(Dataset rows)
——————————

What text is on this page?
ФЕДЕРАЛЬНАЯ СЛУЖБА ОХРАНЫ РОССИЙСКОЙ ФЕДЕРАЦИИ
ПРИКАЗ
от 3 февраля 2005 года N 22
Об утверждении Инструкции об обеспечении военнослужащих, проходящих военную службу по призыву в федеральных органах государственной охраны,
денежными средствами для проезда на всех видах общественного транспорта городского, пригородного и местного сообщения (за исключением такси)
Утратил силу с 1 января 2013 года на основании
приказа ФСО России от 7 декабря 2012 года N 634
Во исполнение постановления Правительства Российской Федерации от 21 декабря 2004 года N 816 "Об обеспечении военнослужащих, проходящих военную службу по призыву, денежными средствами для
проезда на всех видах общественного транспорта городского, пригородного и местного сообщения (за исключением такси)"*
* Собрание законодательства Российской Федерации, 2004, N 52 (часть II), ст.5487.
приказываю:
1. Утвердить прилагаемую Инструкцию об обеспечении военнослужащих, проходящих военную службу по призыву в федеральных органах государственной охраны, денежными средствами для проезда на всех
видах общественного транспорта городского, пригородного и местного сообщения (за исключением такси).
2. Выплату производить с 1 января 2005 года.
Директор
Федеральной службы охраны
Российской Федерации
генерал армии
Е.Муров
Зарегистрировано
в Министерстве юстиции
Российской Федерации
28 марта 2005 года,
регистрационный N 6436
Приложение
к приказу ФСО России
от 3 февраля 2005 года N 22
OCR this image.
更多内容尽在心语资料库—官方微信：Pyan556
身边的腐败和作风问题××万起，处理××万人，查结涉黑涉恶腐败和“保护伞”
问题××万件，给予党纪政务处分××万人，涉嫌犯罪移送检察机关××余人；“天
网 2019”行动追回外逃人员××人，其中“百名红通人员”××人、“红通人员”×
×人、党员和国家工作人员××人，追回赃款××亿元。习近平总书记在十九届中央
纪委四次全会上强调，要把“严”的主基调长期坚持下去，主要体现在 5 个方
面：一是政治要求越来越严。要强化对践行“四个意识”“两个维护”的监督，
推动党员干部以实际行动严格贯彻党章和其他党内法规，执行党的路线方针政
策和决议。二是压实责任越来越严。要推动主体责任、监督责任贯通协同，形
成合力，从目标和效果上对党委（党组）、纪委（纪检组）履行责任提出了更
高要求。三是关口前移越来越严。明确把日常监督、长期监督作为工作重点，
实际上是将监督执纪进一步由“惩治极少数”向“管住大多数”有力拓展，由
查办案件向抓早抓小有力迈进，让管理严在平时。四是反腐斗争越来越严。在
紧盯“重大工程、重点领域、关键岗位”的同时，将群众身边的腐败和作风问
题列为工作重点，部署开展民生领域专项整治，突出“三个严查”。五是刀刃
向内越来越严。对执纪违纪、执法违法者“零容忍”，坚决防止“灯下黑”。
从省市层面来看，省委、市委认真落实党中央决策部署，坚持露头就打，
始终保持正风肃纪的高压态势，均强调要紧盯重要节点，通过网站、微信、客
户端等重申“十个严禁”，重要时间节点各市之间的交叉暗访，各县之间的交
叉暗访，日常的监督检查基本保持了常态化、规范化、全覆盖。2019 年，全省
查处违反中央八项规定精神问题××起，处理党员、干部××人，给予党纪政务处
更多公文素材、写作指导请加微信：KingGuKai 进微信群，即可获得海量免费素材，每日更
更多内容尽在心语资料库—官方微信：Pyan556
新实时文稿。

——————————

**What to work on**
Collect every line with the string "this" from the records, and copy each.

**Response**
What text is on this page?
OCR this image.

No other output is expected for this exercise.